Problem description => Write out the records word for word, starting at the beginning of the records and ending at the line that contains "List UI elements", with both ends included. Leave the pictures out of your answer.

#### Listed entries ####

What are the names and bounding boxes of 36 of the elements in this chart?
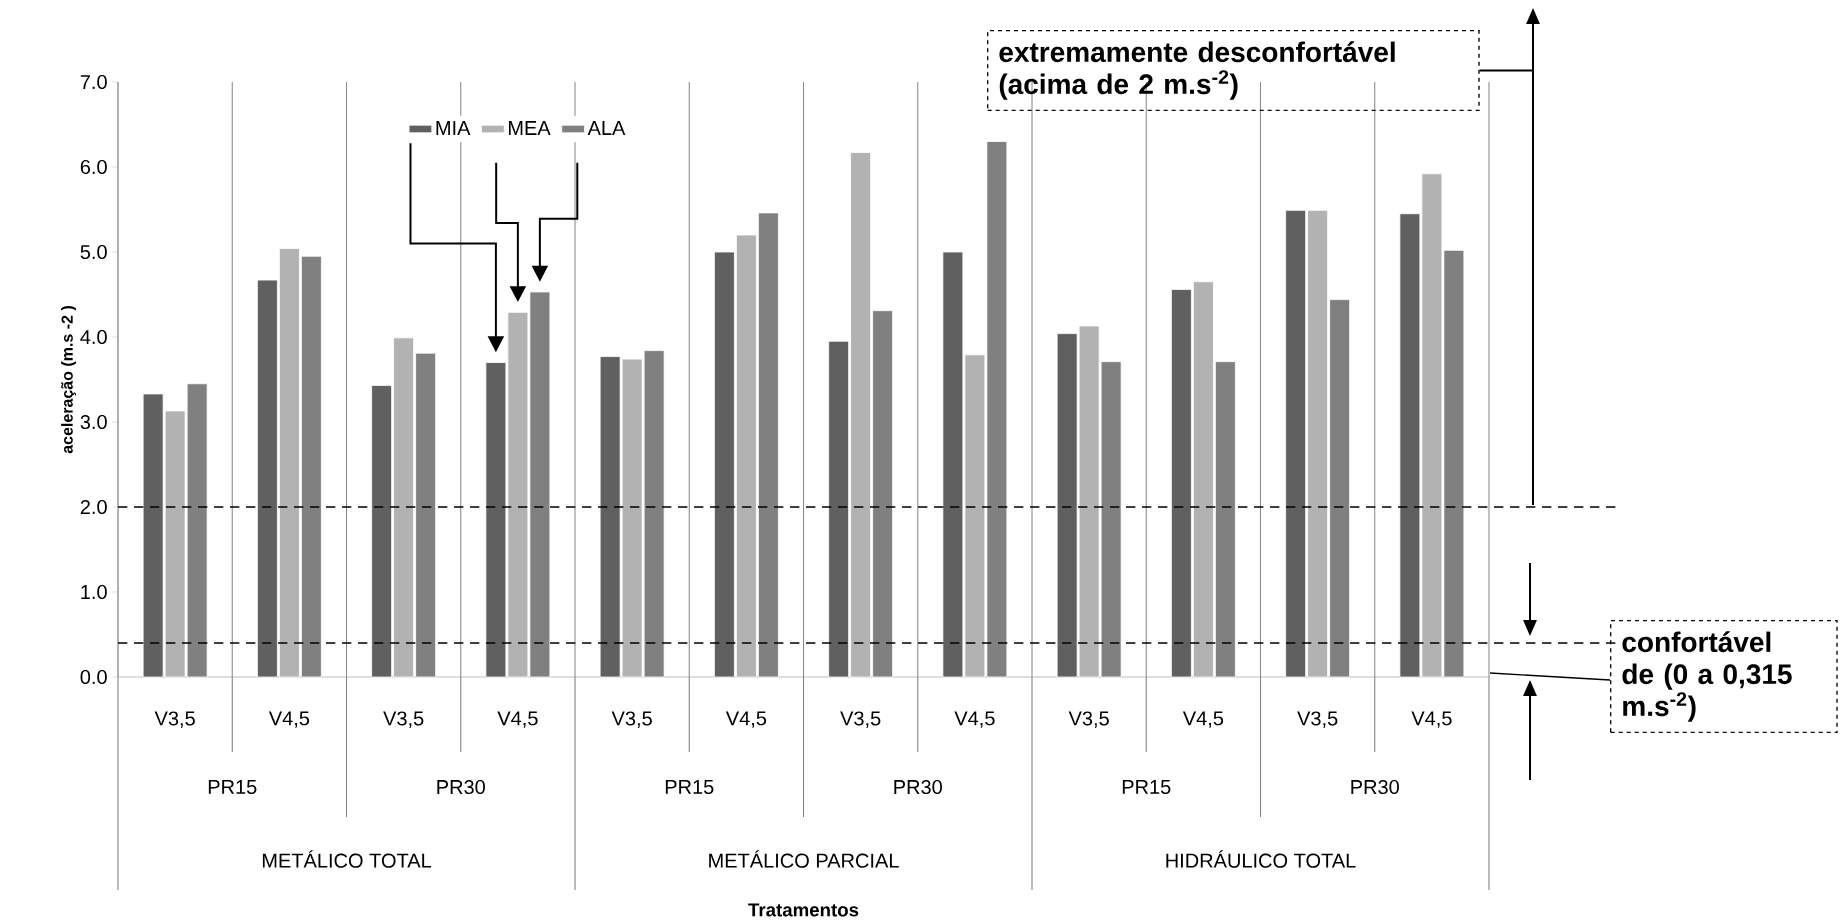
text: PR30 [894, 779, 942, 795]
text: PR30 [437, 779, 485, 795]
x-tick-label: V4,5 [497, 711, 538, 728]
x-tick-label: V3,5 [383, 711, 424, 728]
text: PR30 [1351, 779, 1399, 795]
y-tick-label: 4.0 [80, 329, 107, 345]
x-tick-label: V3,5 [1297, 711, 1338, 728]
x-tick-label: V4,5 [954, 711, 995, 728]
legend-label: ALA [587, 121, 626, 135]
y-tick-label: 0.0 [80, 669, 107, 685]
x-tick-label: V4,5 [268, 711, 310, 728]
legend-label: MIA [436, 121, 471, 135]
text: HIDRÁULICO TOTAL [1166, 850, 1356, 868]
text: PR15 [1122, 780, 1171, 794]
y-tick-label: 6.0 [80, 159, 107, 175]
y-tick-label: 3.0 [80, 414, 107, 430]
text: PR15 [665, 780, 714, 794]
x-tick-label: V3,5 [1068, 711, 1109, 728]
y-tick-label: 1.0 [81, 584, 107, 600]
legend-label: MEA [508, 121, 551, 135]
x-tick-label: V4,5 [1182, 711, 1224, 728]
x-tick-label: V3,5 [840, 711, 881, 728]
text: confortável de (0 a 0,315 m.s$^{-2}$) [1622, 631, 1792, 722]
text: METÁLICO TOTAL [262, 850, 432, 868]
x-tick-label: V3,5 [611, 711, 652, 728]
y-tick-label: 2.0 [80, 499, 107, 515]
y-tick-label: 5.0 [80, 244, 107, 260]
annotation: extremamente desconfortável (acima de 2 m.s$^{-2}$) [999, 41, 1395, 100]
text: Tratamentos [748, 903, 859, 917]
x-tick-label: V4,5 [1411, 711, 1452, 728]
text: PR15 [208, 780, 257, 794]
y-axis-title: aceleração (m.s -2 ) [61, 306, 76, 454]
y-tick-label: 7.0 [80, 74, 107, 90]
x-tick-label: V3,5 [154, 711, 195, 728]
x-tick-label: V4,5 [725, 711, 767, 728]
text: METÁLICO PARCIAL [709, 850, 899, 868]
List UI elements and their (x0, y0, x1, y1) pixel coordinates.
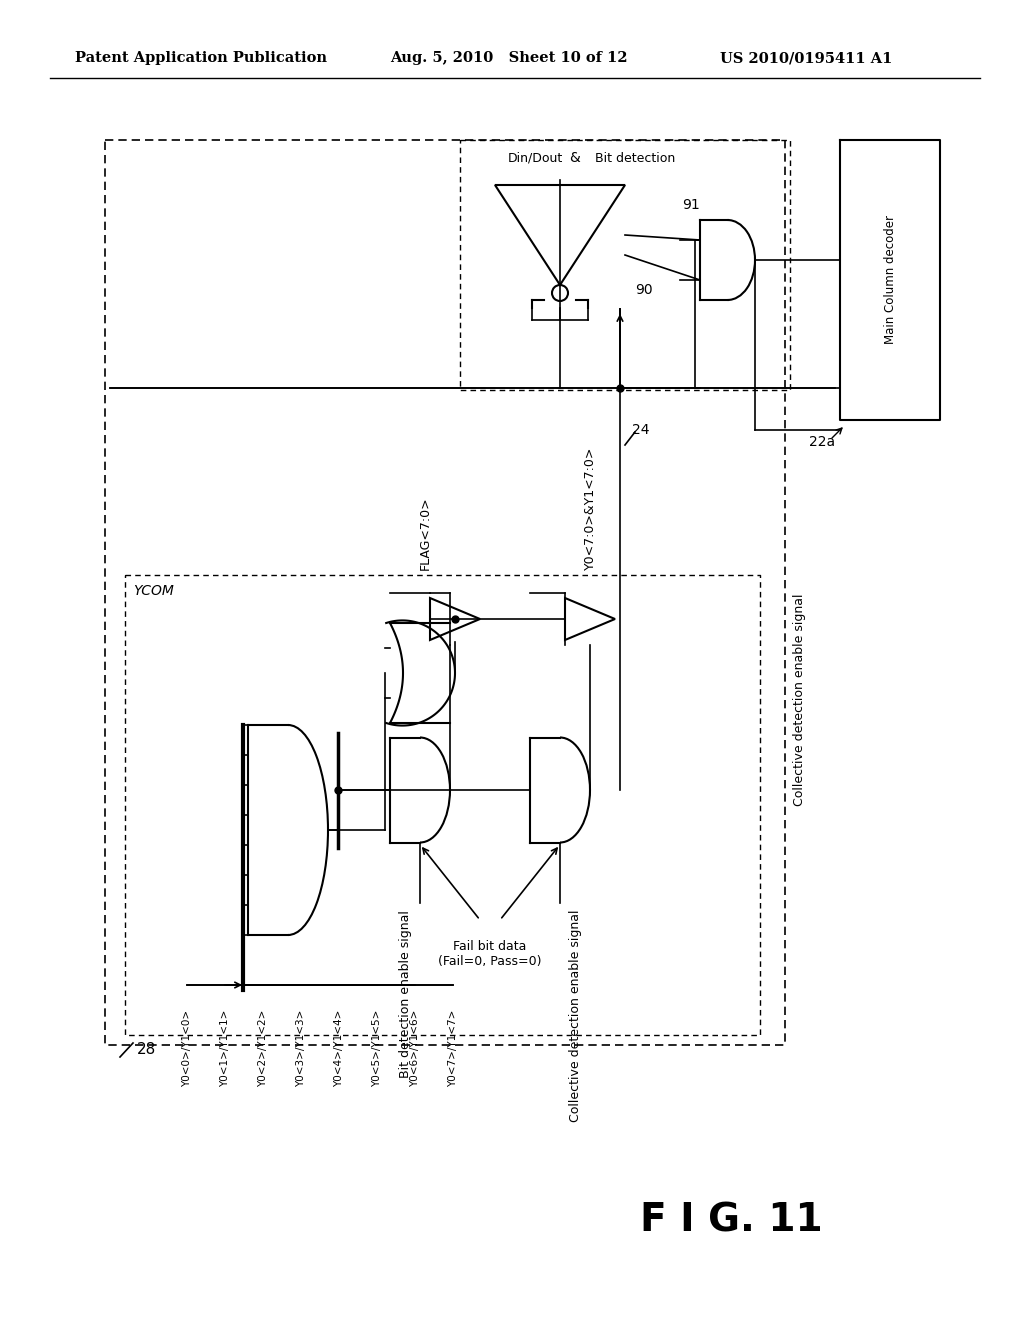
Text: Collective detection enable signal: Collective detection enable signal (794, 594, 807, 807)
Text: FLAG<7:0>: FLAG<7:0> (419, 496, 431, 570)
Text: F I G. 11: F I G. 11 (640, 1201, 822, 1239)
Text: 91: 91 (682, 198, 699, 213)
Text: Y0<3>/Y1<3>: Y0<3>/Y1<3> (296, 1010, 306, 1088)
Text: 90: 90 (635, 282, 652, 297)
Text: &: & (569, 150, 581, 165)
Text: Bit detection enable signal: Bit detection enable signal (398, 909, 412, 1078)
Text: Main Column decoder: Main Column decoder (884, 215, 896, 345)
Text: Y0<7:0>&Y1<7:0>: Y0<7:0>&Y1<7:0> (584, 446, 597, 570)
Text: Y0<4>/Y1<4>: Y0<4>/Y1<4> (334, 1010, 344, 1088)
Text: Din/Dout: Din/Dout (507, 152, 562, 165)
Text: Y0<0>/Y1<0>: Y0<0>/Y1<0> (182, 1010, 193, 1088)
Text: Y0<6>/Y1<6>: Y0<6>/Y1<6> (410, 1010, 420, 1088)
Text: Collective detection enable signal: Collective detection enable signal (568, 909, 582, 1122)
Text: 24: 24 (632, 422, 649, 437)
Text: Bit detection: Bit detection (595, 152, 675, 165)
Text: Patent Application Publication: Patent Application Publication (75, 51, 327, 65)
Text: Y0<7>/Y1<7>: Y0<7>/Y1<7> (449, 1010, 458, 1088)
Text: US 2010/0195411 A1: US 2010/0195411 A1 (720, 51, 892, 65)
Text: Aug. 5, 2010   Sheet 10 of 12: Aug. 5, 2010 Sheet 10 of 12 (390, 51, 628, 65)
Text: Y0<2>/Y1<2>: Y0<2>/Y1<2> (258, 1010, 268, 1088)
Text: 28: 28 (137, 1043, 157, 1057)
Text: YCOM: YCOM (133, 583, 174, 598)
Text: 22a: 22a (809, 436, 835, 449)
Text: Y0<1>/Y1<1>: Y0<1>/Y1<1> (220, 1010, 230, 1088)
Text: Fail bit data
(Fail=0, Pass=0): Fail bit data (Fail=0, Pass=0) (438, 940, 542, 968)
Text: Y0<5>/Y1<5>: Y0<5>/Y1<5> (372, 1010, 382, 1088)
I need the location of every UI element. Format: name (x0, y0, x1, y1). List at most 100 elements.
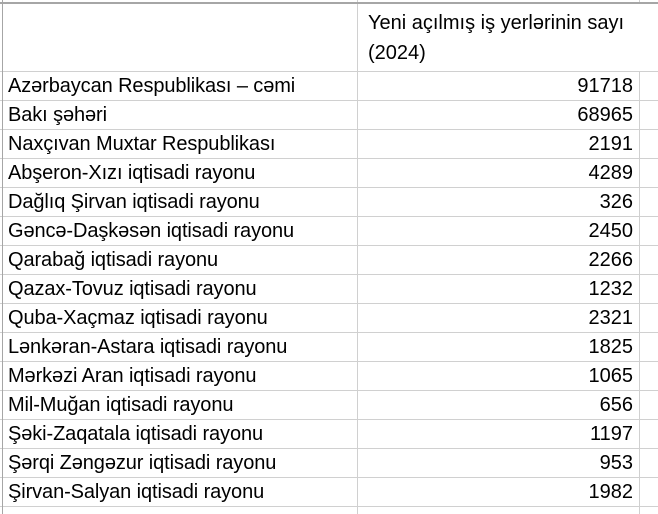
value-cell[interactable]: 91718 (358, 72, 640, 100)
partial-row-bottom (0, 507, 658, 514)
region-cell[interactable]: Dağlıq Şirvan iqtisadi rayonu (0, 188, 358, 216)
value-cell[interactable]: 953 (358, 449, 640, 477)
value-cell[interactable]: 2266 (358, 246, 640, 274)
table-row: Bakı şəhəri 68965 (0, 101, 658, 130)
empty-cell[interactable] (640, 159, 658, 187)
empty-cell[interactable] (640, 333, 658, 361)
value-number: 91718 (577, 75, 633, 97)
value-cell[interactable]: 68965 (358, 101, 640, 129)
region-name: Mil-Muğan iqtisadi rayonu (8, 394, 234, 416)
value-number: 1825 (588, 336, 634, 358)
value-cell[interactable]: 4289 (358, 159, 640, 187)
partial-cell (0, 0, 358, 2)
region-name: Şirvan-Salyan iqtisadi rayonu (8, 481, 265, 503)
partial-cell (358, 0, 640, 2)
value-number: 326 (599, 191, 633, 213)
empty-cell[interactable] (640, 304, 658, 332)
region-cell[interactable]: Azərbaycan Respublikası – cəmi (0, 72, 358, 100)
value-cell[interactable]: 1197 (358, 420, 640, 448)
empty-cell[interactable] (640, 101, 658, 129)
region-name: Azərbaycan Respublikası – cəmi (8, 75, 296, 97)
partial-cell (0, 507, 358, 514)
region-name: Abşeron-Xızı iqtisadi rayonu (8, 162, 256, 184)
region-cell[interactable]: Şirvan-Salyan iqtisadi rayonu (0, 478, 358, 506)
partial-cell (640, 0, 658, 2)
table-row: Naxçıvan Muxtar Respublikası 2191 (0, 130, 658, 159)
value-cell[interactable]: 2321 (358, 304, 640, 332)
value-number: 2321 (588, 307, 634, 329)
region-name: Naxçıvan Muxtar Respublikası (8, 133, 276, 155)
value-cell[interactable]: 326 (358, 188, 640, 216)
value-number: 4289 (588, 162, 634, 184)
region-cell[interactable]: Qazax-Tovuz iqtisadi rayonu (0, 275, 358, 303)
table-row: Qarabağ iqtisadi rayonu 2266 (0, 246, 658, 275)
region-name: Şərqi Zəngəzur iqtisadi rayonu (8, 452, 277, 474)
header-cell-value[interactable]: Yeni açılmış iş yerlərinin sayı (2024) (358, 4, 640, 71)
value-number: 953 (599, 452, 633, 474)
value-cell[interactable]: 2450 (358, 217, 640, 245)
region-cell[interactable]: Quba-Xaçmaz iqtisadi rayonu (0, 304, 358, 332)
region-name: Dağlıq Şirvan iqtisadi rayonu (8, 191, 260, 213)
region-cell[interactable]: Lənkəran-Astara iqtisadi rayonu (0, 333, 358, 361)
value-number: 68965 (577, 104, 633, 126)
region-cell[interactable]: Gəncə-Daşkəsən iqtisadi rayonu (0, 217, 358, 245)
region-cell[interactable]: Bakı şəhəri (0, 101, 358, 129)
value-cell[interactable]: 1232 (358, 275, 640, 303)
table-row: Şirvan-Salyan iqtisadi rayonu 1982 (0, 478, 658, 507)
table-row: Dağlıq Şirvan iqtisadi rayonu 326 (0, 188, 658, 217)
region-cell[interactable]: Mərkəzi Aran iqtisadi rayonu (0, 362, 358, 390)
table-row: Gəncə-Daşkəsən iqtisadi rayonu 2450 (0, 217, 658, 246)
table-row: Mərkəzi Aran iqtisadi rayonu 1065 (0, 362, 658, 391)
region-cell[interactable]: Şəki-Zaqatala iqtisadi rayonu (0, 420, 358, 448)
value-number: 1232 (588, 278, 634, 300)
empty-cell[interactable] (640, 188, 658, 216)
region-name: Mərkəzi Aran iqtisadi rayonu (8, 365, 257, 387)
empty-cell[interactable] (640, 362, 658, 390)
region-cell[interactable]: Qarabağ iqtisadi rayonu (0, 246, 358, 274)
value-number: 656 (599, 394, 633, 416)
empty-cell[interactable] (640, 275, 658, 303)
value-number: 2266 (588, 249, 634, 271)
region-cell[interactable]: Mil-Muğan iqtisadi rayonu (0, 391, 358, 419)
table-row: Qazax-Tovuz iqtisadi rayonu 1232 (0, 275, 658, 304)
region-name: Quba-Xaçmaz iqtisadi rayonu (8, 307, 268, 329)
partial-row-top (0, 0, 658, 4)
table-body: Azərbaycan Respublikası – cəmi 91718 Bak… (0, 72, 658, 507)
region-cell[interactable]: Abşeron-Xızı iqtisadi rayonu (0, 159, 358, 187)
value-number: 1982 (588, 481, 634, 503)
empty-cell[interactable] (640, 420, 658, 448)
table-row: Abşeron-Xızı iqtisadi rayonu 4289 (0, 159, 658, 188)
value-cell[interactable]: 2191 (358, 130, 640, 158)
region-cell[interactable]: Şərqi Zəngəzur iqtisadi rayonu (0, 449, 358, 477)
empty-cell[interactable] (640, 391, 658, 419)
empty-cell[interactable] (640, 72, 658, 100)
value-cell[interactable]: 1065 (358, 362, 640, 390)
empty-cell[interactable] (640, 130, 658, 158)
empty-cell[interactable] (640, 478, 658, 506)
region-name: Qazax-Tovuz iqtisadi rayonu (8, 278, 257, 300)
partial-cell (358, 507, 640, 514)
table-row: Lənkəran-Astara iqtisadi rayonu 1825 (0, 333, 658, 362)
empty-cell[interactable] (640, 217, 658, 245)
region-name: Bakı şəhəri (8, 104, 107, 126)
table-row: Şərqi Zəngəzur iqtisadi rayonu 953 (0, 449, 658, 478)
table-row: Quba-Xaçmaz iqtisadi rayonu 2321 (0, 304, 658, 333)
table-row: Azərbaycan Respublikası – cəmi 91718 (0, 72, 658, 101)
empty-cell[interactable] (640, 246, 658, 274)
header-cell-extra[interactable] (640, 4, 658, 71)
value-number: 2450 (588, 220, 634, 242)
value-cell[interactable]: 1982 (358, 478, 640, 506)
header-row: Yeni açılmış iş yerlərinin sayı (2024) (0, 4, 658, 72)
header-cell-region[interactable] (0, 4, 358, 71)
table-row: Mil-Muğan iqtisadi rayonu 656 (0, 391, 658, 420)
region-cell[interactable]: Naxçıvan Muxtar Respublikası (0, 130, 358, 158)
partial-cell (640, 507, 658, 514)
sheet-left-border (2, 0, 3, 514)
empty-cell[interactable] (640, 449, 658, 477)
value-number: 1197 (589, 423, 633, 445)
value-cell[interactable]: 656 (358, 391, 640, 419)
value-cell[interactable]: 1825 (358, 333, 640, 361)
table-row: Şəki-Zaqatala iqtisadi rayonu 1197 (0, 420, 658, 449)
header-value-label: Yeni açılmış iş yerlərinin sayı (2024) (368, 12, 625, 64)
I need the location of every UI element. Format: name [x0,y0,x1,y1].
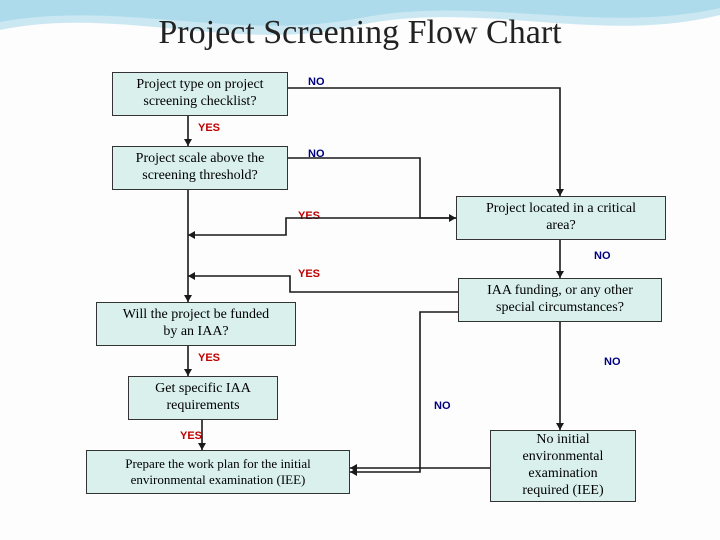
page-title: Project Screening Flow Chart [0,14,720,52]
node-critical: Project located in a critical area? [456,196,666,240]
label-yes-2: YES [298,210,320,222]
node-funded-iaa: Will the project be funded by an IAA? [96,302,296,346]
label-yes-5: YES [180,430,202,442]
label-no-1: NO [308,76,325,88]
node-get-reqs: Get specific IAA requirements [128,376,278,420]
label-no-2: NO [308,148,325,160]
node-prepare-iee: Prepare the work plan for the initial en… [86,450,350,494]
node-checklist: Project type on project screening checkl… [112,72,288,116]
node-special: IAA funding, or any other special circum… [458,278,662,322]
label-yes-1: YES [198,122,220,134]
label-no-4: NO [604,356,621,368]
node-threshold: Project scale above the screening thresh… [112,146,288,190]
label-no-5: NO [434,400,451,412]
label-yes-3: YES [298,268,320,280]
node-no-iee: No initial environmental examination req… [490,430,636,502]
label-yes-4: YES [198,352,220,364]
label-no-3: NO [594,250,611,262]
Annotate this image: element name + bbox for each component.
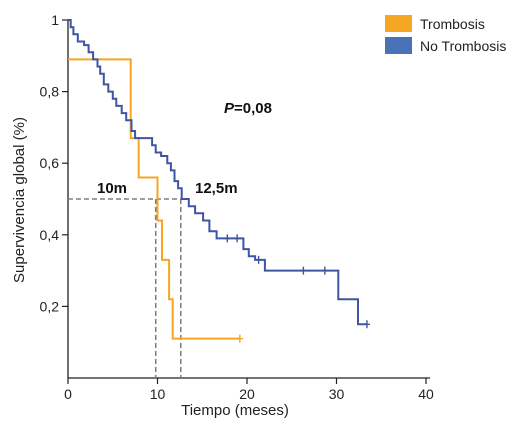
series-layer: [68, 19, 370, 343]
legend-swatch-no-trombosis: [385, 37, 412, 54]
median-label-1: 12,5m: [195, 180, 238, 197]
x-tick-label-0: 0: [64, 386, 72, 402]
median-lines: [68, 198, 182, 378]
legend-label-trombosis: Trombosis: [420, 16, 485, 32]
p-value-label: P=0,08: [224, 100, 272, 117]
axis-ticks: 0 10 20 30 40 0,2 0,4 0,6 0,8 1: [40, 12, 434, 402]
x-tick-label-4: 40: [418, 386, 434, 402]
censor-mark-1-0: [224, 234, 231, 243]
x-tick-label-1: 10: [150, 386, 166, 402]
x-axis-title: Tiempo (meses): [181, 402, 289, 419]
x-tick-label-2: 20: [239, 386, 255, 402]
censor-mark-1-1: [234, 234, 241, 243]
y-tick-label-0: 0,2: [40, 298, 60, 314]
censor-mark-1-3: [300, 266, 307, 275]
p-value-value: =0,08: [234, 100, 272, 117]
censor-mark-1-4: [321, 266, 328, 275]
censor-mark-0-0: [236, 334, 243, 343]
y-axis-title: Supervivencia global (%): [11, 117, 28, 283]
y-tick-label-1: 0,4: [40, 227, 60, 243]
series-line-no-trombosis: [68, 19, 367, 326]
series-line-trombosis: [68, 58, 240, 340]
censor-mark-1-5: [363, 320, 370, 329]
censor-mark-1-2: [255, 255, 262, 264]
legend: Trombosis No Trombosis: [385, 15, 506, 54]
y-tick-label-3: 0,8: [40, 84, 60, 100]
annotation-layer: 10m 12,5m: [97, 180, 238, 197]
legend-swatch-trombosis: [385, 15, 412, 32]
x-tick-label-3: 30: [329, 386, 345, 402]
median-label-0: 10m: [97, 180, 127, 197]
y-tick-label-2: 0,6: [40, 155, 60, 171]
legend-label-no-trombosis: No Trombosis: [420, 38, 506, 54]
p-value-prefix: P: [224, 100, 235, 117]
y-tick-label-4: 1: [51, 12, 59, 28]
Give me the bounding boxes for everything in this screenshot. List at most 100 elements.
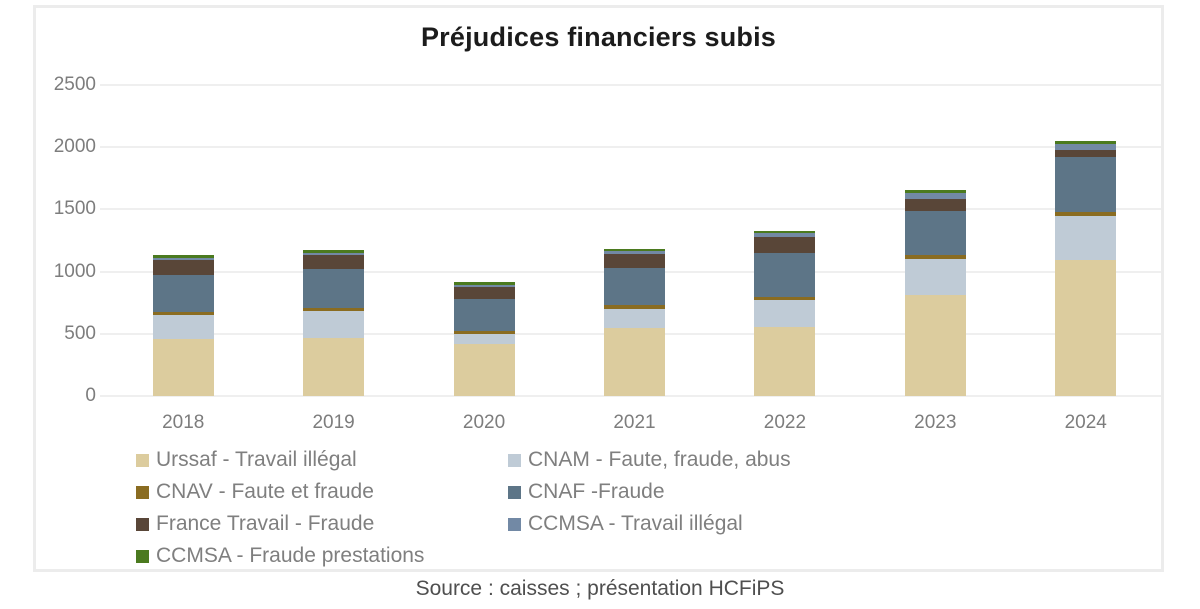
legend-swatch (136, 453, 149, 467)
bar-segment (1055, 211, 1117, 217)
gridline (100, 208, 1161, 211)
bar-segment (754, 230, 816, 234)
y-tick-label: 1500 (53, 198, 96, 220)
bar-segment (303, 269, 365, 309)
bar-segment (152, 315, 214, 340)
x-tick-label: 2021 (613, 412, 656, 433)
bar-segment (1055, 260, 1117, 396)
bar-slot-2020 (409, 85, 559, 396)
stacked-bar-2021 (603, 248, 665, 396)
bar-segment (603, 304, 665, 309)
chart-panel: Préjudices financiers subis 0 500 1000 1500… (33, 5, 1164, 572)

####

Response to the task =>
What are the names and bounding boxes of 36 of the elements in this chart?
text: PR30 [894, 779, 942, 795]
text: PR30 [437, 779, 485, 795]
x-tick-label: V4,5 [497, 711, 538, 728]
x-tick-label: V3,5 [383, 711, 424, 728]
text: PR30 [1351, 779, 1399, 795]
y-tick-label: 4.0 [80, 329, 107, 345]
x-tick-label: V3,5 [1297, 711, 1338, 728]
x-tick-label: V4,5 [954, 711, 995, 728]
legend-label: ALA [587, 121, 626, 135]
y-tick-label: 0.0 [80, 669, 107, 685]
x-tick-label: V4,5 [268, 711, 310, 728]
legend-label: MIA [436, 121, 471, 135]
text: HIDRÁULICO TOTAL [1166, 850, 1356, 868]
text: PR15 [1122, 780, 1171, 794]
y-tick-label: 6.0 [80, 159, 107, 175]
y-tick-label: 3.0 [80, 414, 107, 430]
text: PR15 [665, 780, 714, 794]
x-tick-label: V3,5 [1068, 711, 1109, 728]
y-tick-label: 1.0 [81, 584, 107, 600]
legend-label: MEA [508, 121, 551, 135]
x-tick-label: V4,5 [1182, 711, 1224, 728]
x-tick-label: V3,5 [840, 711, 881, 728]
text: confortável de (0 a 0,315 m.s$^{-2}$) [1622, 631, 1792, 722]
text: METÁLICO TOTAL [262, 850, 432, 868]
x-tick-label: V3,5 [611, 711, 652, 728]
y-tick-label: 2.0 [80, 499, 107, 515]
y-tick-label: 5.0 [80, 244, 107, 260]
annotation: extremamente desconfortável (acima de 2 m.s$^{-2}$) [999, 41, 1395, 100]
text: Tratamentos [748, 903, 859, 917]
x-tick-label: V4,5 [1411, 711, 1452, 728]
text: PR15 [208, 780, 257, 794]
y-axis-title: aceleração (m.s -2 ) [61, 306, 76, 454]
y-tick-label: 7.0 [80, 74, 107, 90]
x-tick-label: V3,5 [154, 711, 195, 728]
x-tick-label: V4,5 [725, 711, 767, 728]
text: METÁLICO PARCIAL [709, 850, 899, 868]
List UI elements and their (x0, y0, x1, y1) pixel coordinates.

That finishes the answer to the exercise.